Entries from a dataset:

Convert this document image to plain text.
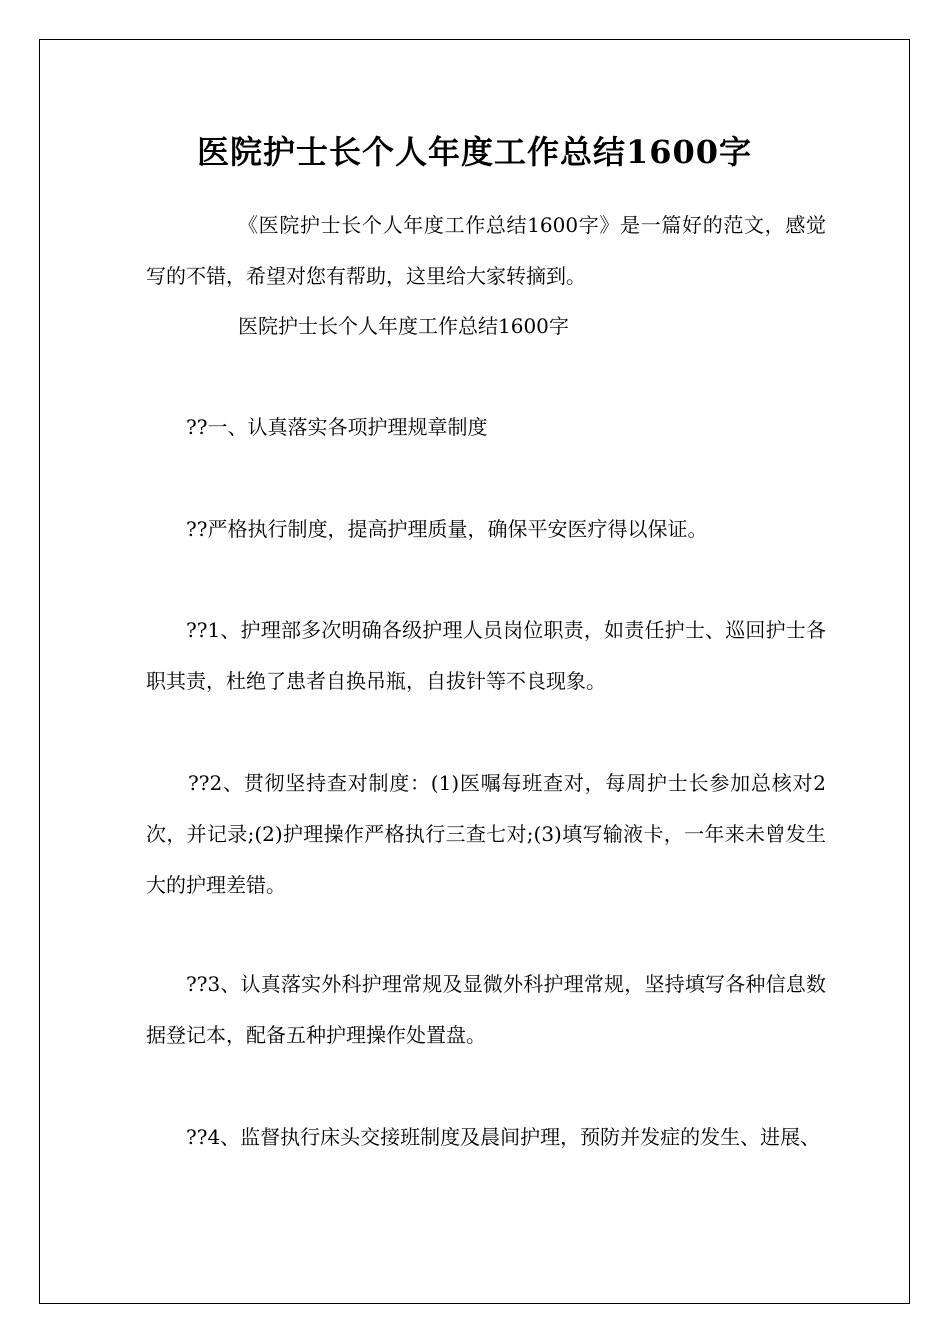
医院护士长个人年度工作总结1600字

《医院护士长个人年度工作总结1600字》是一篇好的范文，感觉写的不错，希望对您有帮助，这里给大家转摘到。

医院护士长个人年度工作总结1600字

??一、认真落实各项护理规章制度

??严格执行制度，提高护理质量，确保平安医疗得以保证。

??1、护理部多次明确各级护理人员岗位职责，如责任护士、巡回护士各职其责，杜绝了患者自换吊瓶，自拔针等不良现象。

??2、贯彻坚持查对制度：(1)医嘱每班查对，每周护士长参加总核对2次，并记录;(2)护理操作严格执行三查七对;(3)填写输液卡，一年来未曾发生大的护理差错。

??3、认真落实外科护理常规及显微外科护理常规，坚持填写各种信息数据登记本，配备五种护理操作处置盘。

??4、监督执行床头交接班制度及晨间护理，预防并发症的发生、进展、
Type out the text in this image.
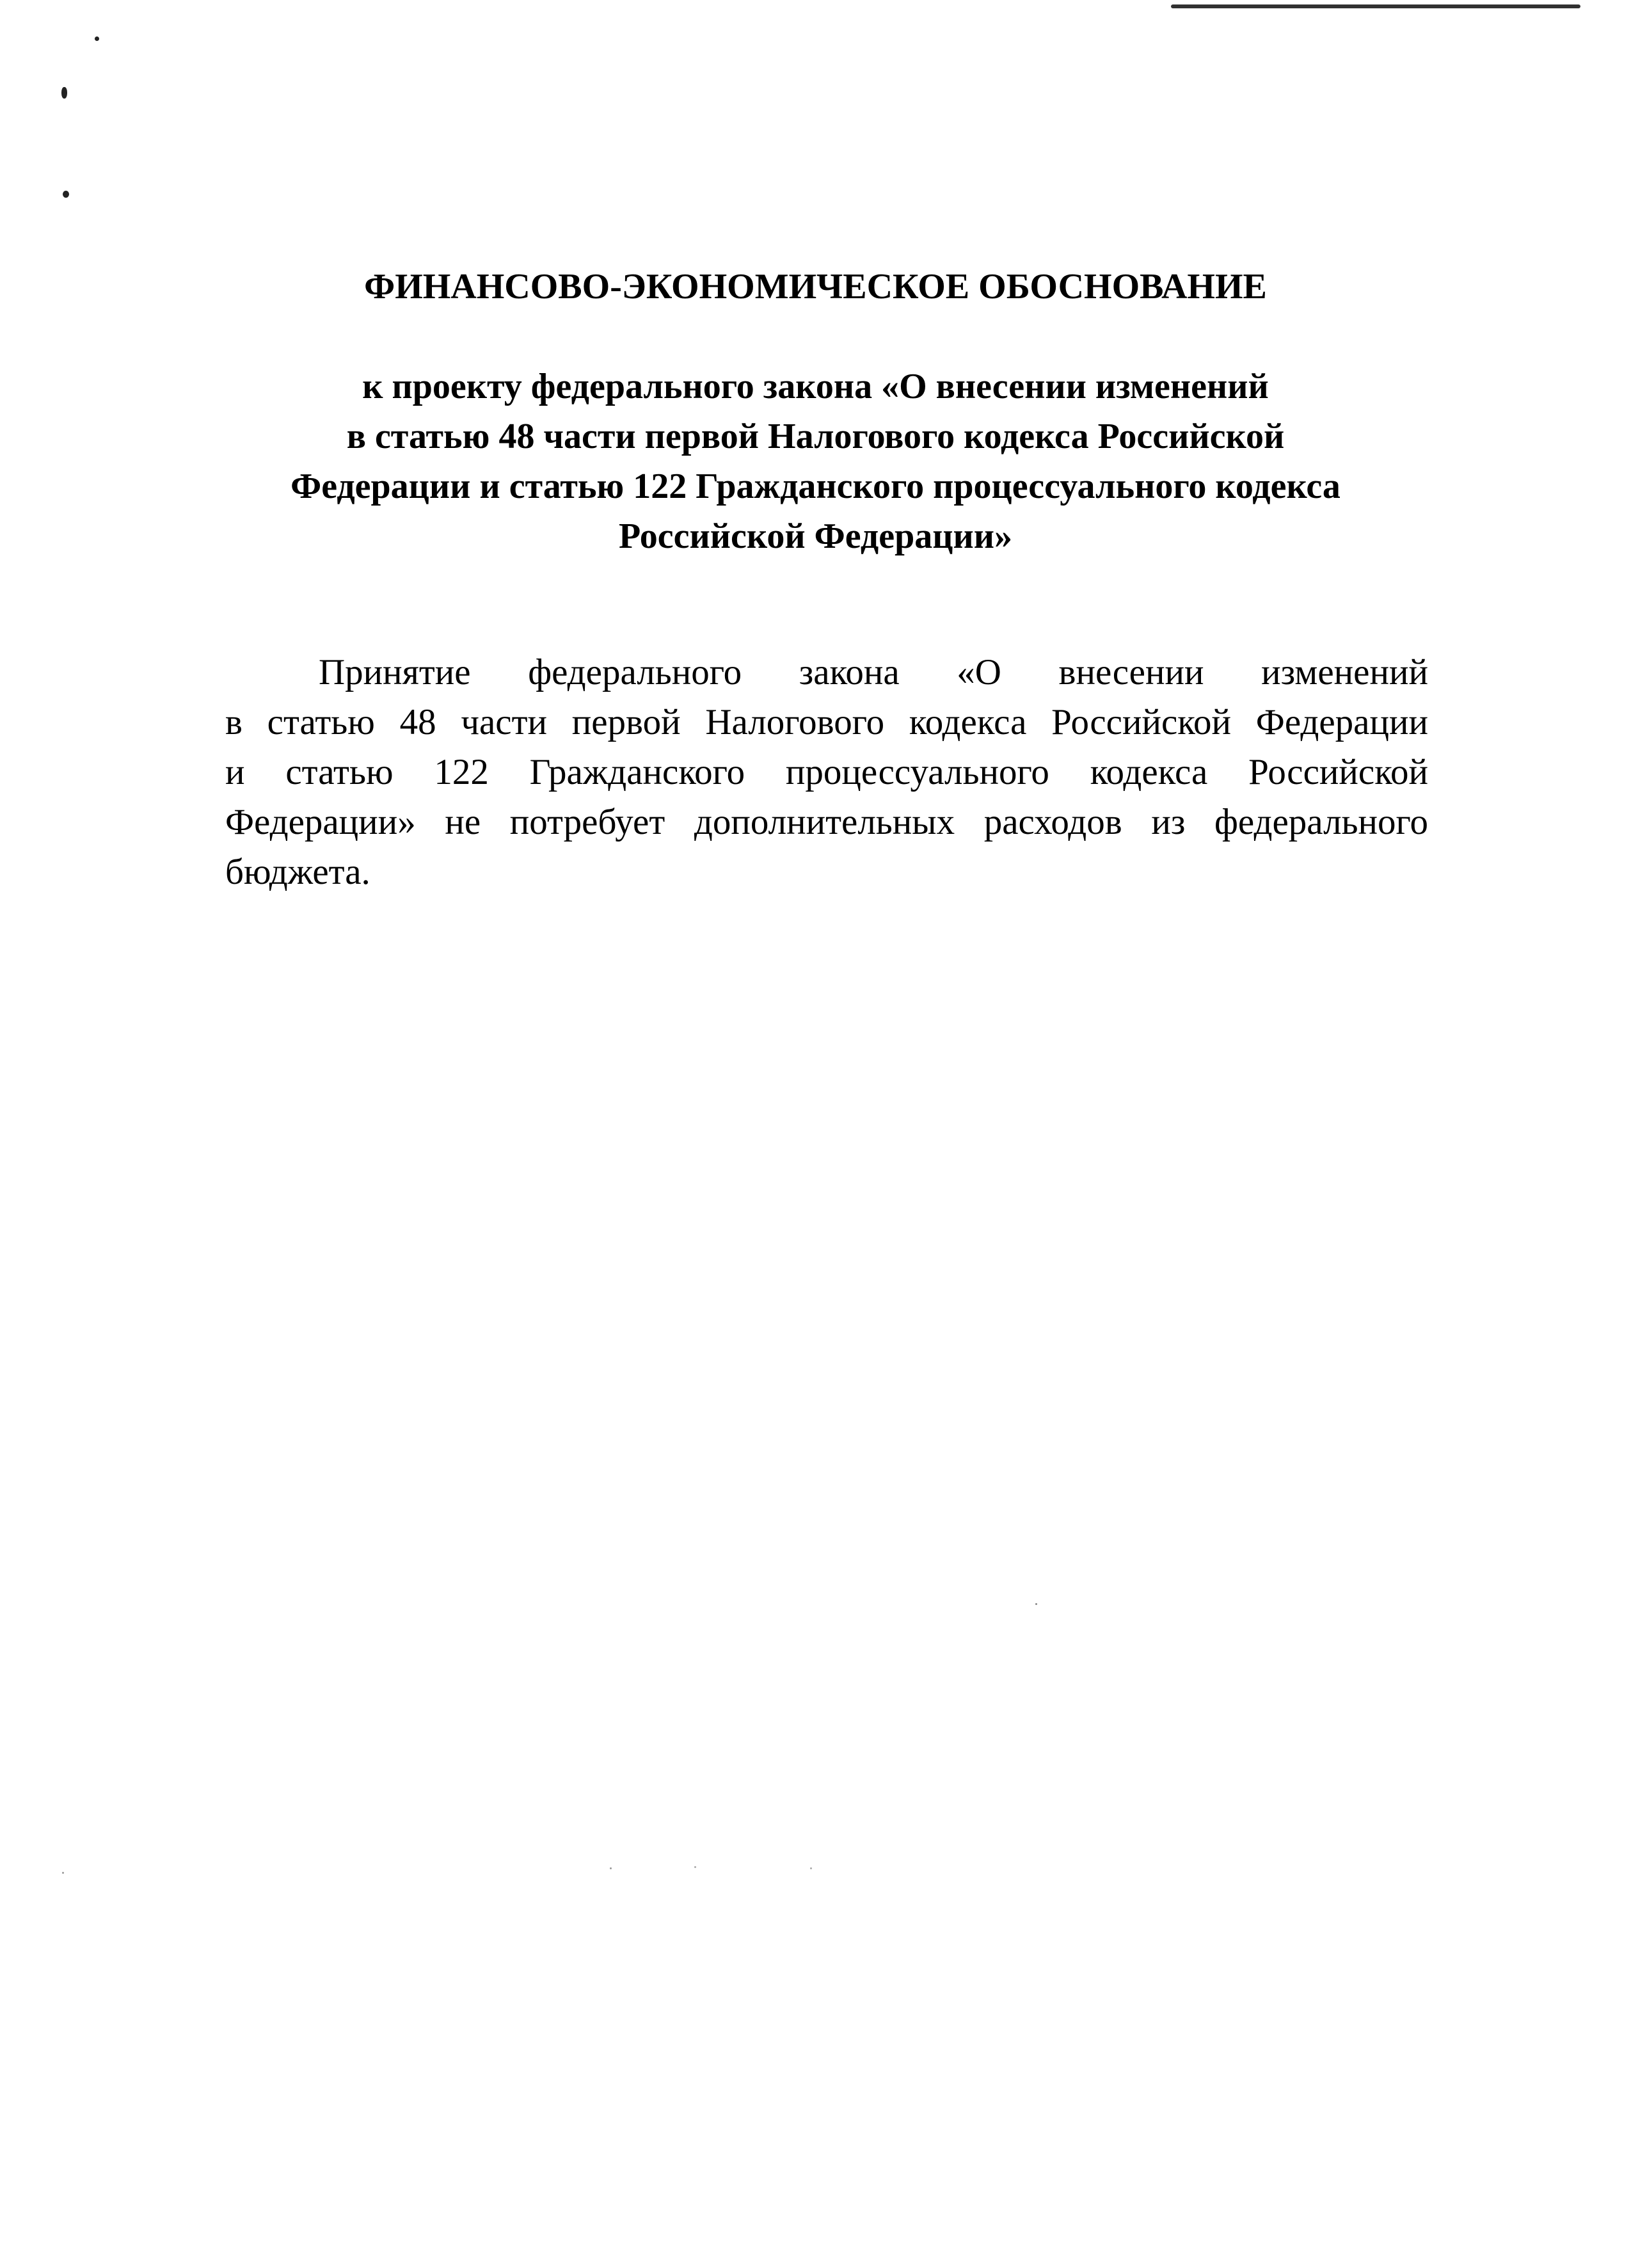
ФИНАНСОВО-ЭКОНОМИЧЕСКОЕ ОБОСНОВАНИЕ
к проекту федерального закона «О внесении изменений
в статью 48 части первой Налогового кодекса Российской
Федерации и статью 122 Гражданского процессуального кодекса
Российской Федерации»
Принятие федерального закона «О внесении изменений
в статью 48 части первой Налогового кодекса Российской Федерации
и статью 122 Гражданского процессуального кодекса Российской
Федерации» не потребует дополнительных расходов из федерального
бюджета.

Your instructions: Leaving out the pictures, repeat the data above exactly.

Exercise answer:
Convert this document image to plain text.
医院护士长个人年度工作总结1600字

《医院护士长个人年度工作总结1600字》是一篇好的范文，感觉写的不错，希望对您有帮助，这里给大家转摘到。

医院护士长个人年度工作总结1600字

??一、认真落实各项护理规章制度

??严格执行制度，提高护理质量，确保平安医疗得以保证。

??1、护理部多次明确各级护理人员岗位职责，如责任护士、巡回护士各职其责，杜绝了患者自换吊瓶，自拔针等不良现象。

??2、贯彻坚持查对制度：(1)医嘱每班查对，每周护士长参加总核对2次，并记录;(2)护理操作严格执行三查七对;(3)填写输液卡，一年来未曾发生大的护理差错。

??3、认真落实外科护理常规及显微外科护理常规，坚持填写各种信息数据登记本，配备五种护理操作处置盘。

??4、监督执行床头交接班制度及晨间护理，预防并发症的发生、进展、
Type out the text in this image.
ФИНАНСОВО-ЭКОНОМИЧЕСКОЕ ОБОСНОВАНИЕ
к проекту федерального закона «О внесении изменений
в статью 48 части первой Налогового кодекса Российской
Федерации и статью 122 Гражданского процессуального кодекса
Российской Федерации»
Принятие федерального закона «О внесении изменений
в статью 48 части первой Налогового кодекса Российской Федерации
и статью 122 Гражданского процессуального кодекса Российской
Федерации» не потребует дополнительных расходов из федерального
бюджета.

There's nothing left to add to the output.